(Exercise passage begins)

I've just set a client up w/ a 2008 Mac Pro running Mac OS X 10.6 Snow Leopard Server. This server also runs Retrospect, backing up to eSATA hard drives. Here are all of the specs:

Mac Pro 2008
2.8GHz 8-core
8GB RAM
2x1TB internal RAID1
Mac OS X 10.6.8 Server
Retrospect v11.5.3

This eSATA PCIe card: PCIe x1 2-port eSATA RAID w/ Silicon Image 3132 chip
Driver version 1.7.5.0 (from Silicon Image site)
1.5TB Fantom Green Drives w/ USB/FW/eSATA​

When ejecting and disconnecting one backup drive to switch to the other disk, the machine hangs, then eventually restarts itself, as per the Energy Saver settings. Obviously, for a server machine, this is a Particularly Bad Thing™.

I wondered if the kernel mode might have something to do with it, so yesterday I changed from 32-bit mode to 64-bit mode; no difference. This system should have already been in 64-bit mode by default, according to Apple docs, but it was not.

I have this same card working w/o issue in a similar setup, but w/ the following differences:

Mac Pro 2006, 2.66GHz Quad w/ 3GB RAM [32-bit kernel]
LaCie quad-interface backup drives
Should I just ditch this eSATA card and try another? I hate to go to that trouble and then find out it's something to do w/ the drive enclosures or system/kernel/driver. Does anyone have any anecdotal info about these components working together? Or any ideas why the card works fine in the other setup but not this one?

(Exercise passage ends)

Exercise aim>
Reproduce the full post above about the Mac Pro server that hangs when an eSATA backup drive is disconnected, keeping every line unchanged.

(Record set begins)

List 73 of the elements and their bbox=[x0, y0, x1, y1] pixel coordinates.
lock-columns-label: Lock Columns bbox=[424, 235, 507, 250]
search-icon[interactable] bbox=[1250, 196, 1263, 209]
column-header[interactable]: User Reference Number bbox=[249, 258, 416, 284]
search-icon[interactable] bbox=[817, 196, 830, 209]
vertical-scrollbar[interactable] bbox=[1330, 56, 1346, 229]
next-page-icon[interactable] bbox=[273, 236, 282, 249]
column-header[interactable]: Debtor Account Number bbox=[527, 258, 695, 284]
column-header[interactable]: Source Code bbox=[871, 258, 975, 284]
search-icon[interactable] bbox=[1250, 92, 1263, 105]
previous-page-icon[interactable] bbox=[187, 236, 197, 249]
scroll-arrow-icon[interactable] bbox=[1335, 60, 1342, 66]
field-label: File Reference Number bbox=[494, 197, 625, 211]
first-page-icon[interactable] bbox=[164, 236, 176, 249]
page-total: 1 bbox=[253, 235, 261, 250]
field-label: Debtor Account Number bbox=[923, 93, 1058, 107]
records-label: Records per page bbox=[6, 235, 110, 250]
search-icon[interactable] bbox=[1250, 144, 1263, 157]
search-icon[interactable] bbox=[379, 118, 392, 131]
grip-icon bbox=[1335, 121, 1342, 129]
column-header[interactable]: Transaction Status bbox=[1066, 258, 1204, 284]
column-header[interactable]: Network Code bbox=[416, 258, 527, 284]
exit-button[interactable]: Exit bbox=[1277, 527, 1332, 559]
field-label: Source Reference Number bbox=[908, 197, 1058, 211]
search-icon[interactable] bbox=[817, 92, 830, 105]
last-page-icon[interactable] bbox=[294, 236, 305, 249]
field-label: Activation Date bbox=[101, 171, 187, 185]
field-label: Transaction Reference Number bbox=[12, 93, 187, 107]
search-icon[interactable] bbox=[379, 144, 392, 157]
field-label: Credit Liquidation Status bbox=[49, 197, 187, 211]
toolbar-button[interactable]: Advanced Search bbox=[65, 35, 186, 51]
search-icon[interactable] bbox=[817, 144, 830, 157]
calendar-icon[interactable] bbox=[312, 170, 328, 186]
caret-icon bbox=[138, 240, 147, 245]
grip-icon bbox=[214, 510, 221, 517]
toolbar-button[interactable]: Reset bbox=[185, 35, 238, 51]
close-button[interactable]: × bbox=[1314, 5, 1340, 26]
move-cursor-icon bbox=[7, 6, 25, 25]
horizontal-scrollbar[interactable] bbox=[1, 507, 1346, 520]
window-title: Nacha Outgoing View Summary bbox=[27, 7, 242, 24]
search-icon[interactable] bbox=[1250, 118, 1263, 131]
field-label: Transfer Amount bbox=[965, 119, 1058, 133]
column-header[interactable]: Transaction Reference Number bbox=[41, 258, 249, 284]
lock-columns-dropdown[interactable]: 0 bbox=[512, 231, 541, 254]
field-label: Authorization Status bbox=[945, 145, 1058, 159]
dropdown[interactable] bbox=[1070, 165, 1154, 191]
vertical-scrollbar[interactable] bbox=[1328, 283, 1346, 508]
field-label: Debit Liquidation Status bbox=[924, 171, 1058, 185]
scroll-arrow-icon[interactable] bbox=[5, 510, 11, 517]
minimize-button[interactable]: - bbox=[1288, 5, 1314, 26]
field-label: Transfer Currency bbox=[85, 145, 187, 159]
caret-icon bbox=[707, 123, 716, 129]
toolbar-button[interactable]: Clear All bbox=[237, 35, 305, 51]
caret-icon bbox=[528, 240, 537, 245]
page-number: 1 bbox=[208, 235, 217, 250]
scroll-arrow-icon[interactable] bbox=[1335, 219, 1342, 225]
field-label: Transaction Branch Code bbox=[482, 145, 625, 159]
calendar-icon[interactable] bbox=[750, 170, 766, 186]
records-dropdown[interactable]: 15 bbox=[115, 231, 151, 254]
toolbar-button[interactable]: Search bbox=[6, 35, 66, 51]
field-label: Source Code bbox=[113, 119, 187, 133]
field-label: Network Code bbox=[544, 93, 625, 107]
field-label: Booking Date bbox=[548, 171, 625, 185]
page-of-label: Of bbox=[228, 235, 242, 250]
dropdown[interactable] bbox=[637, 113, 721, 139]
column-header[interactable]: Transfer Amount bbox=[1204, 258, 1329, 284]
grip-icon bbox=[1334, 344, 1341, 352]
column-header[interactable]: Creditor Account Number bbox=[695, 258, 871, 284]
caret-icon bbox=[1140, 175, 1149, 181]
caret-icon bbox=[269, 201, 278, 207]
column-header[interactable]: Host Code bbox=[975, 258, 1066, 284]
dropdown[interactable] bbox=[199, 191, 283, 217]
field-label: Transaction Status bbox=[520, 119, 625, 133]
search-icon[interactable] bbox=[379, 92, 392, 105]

(Record set ends)

Written reply>
I've just set a client up w/ a 2008 Mac Pro running Mac OS X 10.6 Snow Leopard Server. This server also runs Retrospect, backing up to eSATA hard drives. Here are all of the specs:

Mac Pro 2008
2.8GHz 8-core
8GB RAM
2x1TB internal RAID1
Mac OS X 10.6.8 Server
Retrospect v11.5.3

This eSATA PCIe card: PCIe x1 2-port eSATA RAID w/ Silicon Image 3132 chip
Driver version 1.7.5.0 (from Silicon Image site)
1.5TB Fantom Green Drives w/ USB/FW/eSATA​

When ejecting and disconnecting one backup drive to switch to the other disk, the machine hangs, then eventually restarts itself, as per the Energy Saver settings. Obviously, for a server machine, this is a Particularly Bad Thing™.

I wondered if the kernel mode might have something to do with it, so yesterday I changed from 32-bit mode to 64-bit mode; no difference. This system should have already been in 64-bit mode by default, according to Apple docs, but it was not.

I have this same card working w/o issue in a similar setup, but w/ the following differences:

Mac Pro 2006, 2.66GHz Quad w/ 3GB RAM [32-bit kernel]
LaCie quad-interface backup drives
Should I just ditch this eSATA card and try another? I hate to go to that trouble and then find out it's something to do w/ the drive enclosures or system/kernel/driver. Does anyone have any anecdotal info about these components working together? Or any ideas why the card works fine in the other setup but not this one?